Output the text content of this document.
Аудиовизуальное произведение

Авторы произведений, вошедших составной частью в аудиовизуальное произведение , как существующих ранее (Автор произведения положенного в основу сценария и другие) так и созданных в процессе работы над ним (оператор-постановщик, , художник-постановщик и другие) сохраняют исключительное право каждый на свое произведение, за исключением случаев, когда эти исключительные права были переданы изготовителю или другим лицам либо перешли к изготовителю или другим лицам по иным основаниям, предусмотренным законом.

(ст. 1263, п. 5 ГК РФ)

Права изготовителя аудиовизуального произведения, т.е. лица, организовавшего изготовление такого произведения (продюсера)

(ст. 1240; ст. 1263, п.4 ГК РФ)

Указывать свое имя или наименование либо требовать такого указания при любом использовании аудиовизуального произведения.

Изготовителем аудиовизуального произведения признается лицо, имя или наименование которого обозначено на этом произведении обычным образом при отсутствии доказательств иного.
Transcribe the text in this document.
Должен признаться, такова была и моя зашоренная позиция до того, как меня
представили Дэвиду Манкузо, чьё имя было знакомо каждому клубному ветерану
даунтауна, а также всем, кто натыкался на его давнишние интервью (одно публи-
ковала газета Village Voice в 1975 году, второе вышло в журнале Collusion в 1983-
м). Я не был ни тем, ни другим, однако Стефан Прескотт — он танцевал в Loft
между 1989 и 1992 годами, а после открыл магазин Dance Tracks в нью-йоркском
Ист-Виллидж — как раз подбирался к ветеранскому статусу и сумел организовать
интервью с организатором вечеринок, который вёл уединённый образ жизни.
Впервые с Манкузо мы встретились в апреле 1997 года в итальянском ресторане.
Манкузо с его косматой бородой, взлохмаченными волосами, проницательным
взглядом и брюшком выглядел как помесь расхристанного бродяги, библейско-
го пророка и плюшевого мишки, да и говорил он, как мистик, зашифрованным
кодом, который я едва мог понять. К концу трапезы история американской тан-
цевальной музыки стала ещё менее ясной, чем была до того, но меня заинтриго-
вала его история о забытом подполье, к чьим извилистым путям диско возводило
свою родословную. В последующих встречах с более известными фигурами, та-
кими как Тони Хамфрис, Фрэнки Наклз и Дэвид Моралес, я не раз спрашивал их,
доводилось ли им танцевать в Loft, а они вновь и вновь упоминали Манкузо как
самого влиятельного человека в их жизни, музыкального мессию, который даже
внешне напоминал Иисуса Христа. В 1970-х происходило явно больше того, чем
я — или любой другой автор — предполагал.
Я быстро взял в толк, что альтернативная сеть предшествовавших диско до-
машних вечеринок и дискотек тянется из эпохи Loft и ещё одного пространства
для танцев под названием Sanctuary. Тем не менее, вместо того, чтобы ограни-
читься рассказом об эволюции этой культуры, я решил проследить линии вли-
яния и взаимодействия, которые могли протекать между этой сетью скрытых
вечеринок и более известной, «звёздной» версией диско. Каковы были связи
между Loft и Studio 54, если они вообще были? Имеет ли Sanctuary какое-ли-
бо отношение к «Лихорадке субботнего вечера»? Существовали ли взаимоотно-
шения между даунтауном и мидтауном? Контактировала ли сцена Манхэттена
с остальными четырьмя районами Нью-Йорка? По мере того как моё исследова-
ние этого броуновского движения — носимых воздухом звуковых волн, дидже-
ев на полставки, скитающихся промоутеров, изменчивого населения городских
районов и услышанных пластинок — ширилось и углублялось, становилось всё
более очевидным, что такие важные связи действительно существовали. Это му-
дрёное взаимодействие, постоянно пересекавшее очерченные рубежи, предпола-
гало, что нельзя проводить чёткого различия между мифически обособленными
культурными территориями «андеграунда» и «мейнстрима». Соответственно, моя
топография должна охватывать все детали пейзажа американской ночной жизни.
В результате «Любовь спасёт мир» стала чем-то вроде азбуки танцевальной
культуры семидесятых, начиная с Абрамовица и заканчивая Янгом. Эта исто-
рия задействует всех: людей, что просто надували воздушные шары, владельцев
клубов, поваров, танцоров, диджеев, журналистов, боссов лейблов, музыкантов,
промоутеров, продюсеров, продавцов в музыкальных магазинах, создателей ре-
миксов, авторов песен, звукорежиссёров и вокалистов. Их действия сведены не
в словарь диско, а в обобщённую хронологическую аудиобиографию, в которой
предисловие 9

----

> **Exercise brief**
Send back all of the entries exactly, with nothing missing.

> **Answer to the task**
Output the text content of this document.
Аудиовизуальное произведение

Авторы произведений, вошедших составной частью в аудиовизуальное произведение , как существующих ранее (Автор произведения положенного в основу сценария и другие) так и созданных в процессе работы над ним (оператор-постановщик, , художник-постановщик и другие) сохраняют исключительное право каждый на свое произведение, за исключением случаев, когда эти исключительные права были переданы изготовителю или другим лицам либо перешли к изготовителю или другим лицам по иным основаниям, предусмотренным законом.

(ст. 1263, п. 5 ГК РФ)

Права изготовителя аудиовизуального произведения, т.е. лица, организовавшего изготовление такого произведения (продюсера)

(ст. 1240; ст. 1263, п.4 ГК РФ)

Указывать свое имя или наименование либо требовать такого указания при любом использовании аудиовизуального произведения.

Изготовителем аудиовизуального произведения признается лицо, имя или наименование которого обозначено на этом произведении обычным образом при отсутствии доказательств иного.
Transcribe the text in this document.
Должен признаться, такова была и моя зашоренная позиция до того, как меня
представили Дэвиду Манкузо, чьё имя было знакомо каждому клубному ветерану
даунтауна, а также всем, кто натыкался на его давнишние интервью (одно публи-
ковала газета Village Voice в 1975 году, второе вышло в журнале Collusion в 1983-
м). Я не был ни тем, ни другим, однако Стефан Прескотт — он танцевал в Loft
между 1989 и 1992 годами, а после открыл магазин Dance Tracks в нью-йоркском
Ист-Виллидж — как раз подбирался к ветеранскому статусу и сумел организовать
интервью с организатором вечеринок, который вёл уединённый образ жизни.
Впервые с Манкузо мы встретились в апреле 1997 года в итальянском ресторане.
Манкузо с его косматой бородой, взлохмаченными волосами, проницательным
взглядом и брюшком выглядел как помесь расхристанного бродяги, библейско-
го пророка и плюшевого мишки, да и говорил он, как мистик, зашифрованным
кодом, который я едва мог понять. К концу трапезы история американской тан-
цевальной музыки стала ещё менее ясной, чем была до того, но меня заинтриго-
вала его история о забытом подполье, к чьим извилистым путям диско возводило
свою родословную. В последующих встречах с более известными фигурами, та-
кими как Тони Хамфрис, Фрэнки Наклз и Дэвид Моралес, я не раз спрашивал их,
доводилось ли им танцевать в Loft, а они вновь и вновь упоминали Манкузо как
самого влиятельного человека в их жизни, музыкального мессию, который даже
внешне напоминал Иисуса Христа. В 1970-х происходило явно больше того, чем
я — или любой другой автор — предполагал.
Я быстро взял в толк, что альтернативная сеть предшествовавших диско до-
машних вечеринок и дискотек тянется из эпохи Loft и ещё одного пространства
для танцев под названием Sanctuary. Тем не менее, вместо того, чтобы ограни-
читься рассказом об эволюции этой культуры, я решил проследить линии вли-
яния и взаимодействия, которые могли протекать между этой сетью скрытых
вечеринок и более известной, «звёздной» версией диско. Каковы были связи
между Loft и Studio 54, если они вообще были? Имеет ли Sanctuary какое-ли-
бо отношение к «Лихорадке субботнего вечера»? Существовали ли взаимоотно-
шения между даунтауном и мидтауном? Контактировала ли сцена Манхэттена
с остальными четырьмя районами Нью-Йорка? По мере того как моё исследова-
ние этого броуновского движения — носимых воздухом звуковых волн, дидже-
ев на полставки, скитающихся промоутеров, изменчивого населения городских
районов и услышанных пластинок — ширилось и углублялось, становилось всё
более очевидным, что такие важные связи действительно существовали. Это му-
дрёное взаимодействие, постоянно пересекавшее очерченные рубежи, предпола-
гало, что нельзя проводить чёткого различия между мифически обособленными
культурными территориями «андеграунда» и «мейнстрима». Соответственно, моя
топография должна охватывать все детали пейзажа американской ночной жизни.
В результате «Любовь спасёт мир» стала чем-то вроде азбуки танцевальной
культуры семидесятых, начиная с Абрамовица и заканчивая Янгом. Эта исто-
рия задействует всех: людей, что просто надували воздушные шары, владельцев
клубов, поваров, танцоров, диджеев, журналистов, боссов лейблов, музыкантов,
промоутеров, продюсеров, продавцов в музыкальных магазинах, создателей ре-
миксов, авторов песен, звукорежиссёров и вокалистов. Их действия сведены не
в словарь диско, а в обобщённую хронологическую аудиобиографию, в которой
предисловие 9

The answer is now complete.